_Supplied material:_

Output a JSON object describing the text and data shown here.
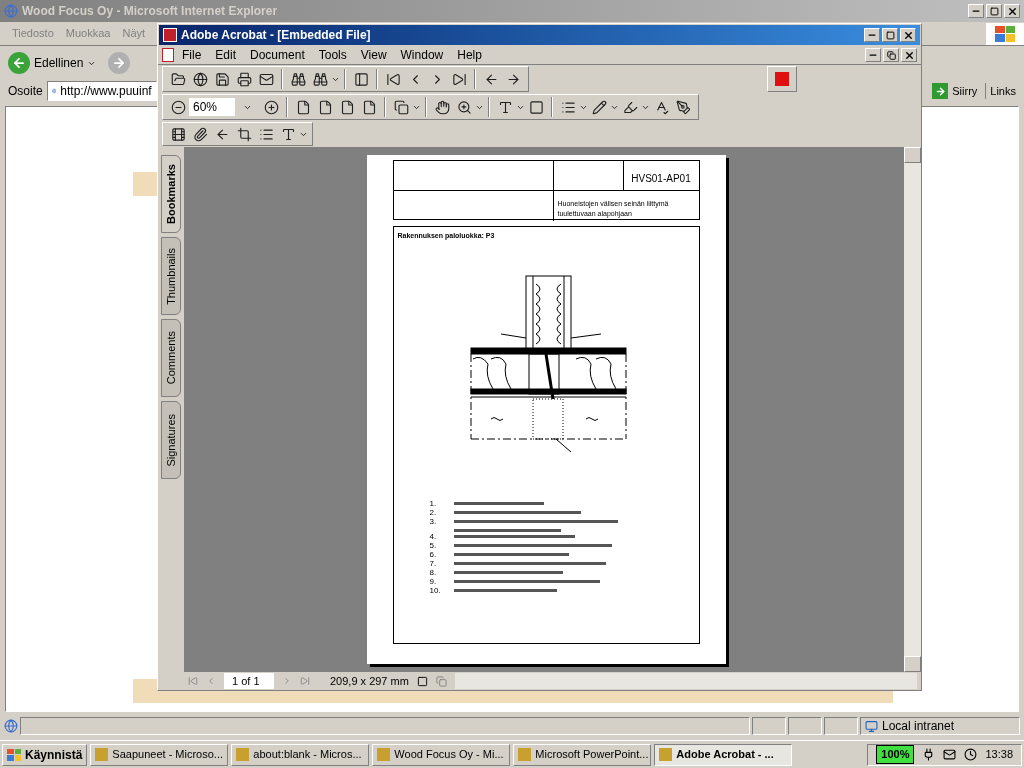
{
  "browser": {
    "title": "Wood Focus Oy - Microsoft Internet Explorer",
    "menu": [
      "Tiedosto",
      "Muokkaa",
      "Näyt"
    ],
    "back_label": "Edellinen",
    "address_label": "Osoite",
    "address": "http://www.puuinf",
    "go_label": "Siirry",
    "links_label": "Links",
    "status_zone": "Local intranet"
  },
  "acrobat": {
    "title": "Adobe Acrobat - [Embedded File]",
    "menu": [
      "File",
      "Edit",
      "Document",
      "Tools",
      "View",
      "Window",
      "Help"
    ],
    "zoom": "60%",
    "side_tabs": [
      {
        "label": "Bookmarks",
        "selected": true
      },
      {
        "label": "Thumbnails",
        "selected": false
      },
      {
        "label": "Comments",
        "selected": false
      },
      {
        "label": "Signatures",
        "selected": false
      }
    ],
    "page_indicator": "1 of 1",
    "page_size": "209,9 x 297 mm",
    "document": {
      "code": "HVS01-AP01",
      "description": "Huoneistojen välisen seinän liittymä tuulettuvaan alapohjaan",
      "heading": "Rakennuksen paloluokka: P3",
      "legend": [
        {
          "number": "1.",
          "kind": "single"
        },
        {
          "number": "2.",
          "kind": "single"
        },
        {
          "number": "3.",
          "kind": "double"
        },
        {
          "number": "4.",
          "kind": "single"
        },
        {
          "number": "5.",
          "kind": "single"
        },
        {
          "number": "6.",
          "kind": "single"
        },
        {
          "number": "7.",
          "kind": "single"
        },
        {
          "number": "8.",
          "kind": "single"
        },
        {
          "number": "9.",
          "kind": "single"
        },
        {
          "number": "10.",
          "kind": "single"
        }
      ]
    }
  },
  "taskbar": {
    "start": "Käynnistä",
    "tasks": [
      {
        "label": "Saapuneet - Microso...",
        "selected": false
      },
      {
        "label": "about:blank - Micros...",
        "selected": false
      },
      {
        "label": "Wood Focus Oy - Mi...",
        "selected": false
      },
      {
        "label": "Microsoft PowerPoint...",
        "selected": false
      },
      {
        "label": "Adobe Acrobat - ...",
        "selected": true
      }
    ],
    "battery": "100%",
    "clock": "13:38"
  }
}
* * *
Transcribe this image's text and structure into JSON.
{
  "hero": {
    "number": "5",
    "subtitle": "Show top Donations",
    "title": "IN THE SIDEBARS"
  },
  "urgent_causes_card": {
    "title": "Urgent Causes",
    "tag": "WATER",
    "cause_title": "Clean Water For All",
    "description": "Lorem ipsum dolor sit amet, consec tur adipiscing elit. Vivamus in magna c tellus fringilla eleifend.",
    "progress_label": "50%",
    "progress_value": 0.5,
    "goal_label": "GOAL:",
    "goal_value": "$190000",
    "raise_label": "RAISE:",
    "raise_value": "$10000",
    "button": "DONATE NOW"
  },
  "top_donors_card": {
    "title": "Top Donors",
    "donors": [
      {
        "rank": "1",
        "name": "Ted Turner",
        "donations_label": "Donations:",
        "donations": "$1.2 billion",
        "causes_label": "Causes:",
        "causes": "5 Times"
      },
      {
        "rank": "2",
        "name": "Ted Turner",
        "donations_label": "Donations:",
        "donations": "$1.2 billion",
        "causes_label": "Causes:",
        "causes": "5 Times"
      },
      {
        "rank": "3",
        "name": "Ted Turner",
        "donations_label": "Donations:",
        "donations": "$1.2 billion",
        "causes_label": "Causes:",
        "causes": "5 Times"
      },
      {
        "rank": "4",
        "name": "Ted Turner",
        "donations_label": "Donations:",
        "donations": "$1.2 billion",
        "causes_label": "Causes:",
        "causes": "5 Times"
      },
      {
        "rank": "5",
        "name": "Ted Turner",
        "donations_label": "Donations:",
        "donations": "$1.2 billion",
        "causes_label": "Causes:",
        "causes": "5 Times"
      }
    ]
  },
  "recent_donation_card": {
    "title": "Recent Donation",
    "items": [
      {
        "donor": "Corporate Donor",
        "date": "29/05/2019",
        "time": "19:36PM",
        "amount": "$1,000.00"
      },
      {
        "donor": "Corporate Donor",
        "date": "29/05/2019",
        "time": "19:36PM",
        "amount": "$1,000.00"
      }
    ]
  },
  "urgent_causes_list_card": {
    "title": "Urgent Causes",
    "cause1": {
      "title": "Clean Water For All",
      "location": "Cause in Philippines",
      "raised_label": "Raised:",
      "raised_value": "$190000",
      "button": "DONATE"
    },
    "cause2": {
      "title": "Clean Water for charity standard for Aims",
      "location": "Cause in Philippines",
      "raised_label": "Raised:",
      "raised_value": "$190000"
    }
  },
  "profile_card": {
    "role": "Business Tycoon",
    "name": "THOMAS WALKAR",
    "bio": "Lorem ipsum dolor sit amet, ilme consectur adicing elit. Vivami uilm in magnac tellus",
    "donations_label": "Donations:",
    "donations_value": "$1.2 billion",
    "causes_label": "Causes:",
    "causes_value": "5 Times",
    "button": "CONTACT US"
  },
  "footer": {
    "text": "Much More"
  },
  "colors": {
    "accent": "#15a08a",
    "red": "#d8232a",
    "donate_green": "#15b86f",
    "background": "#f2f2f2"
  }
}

_Exercise prompt:_ Locate the word "number" in the records and collect each line it appears in.

_Output:_
          "number": "1.",
          "number": "2.",
          "number": "3.",
          "number": "4.",
          "number": "5.",
          "number": "6.",
          "number": "7.",
          "number": "8.",
          "number": "9.",
          "number": "10.",
    "number": "5",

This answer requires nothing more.